> **Raw records**:
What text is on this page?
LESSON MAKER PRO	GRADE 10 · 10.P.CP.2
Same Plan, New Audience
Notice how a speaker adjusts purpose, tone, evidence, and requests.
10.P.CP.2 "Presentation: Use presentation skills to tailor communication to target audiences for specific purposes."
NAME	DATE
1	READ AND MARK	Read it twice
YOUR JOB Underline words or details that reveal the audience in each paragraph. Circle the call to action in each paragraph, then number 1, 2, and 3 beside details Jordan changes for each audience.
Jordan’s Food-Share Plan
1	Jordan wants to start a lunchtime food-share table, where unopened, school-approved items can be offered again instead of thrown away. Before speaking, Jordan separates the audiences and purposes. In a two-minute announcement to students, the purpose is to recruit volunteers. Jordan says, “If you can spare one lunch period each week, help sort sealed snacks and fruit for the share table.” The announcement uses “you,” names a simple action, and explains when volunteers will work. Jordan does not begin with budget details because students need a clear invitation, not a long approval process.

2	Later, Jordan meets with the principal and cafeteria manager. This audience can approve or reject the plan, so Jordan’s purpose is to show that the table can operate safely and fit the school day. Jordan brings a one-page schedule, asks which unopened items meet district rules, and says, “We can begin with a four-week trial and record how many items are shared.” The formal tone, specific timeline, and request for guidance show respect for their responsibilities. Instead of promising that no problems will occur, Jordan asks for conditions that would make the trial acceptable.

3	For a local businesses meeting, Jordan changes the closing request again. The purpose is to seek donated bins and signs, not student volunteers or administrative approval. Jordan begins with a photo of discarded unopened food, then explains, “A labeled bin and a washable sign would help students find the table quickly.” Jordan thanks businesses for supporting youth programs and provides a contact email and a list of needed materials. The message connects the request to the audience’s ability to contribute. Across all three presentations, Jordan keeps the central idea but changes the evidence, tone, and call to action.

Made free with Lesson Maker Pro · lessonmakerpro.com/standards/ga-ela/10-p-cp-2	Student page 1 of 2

> **What to do**: Print the listing above in its entirety, with every line exact.

> **Worked solution**:
What text is on this page?
LESSON MAKER PRO	GRADE 10 · 10.P.CP.2
Same Plan, New Audience
Notice how a speaker adjusts purpose, tone, evidence, and requests.
10.P.CP.2 "Presentation: Use presentation skills to tailor communication to target audiences for specific purposes."
NAME	DATE
1	READ AND MARK	Read it twice
YOUR JOB Underline words or details that reveal the audience in each paragraph. Circle the call to action in each paragraph, then number 1, 2, and 3 beside details Jordan changes for each audience.
Jordan’s Food-Share Plan
1	Jordan wants to start a lunchtime food-share table, where unopened, school-approved items can be offered again instead of thrown away. Before speaking, Jordan separates the audiences and purposes. In a two-minute announcement to students, the purpose is to recruit volunteers. Jordan says, “If you can spare one lunch period each week, help sort sealed snacks and fruit for the share table.” The announcement uses “you,” names a simple action, and explains when volunteers will work. Jordan does not begin with budget details because students need a clear invitation, not a long approval process.

2	Later, Jordan meets with the principal and cafeteria manager. This audience can approve or reject the plan, so Jordan’s purpose is to show that the table can operate safely and fit the school day. Jordan brings a one-page schedule, asks which unopened items meet district rules, and says, “We can begin with a four-week trial and record how many items are shared.” The formal tone, specific timeline, and request for guidance show respect for their responsibilities. Instead of promising that no problems will occur, Jordan asks for conditions that would make the trial acceptable.

3	For a local businesses meeting, Jordan changes the closing request again. The purpose is to seek donated bins and signs, not student volunteers or administrative approval. Jordan begins with a photo of discarded unopened food, then explains, “A labeled bin and a washable sign would help students find the table quickly.” Jordan thanks businesses for supporting youth programs and provides a contact email and a list of needed materials. The message connects the request to the audience’s ability to contribute. Across all three presentations, Jordan keeps the central idea but changes the evidence, tone, and call to action.

Made free with Lesson Maker Pro · lessonmakerpro.com/standards/ga-ela/10-p-cp-2	Student page 1 of 2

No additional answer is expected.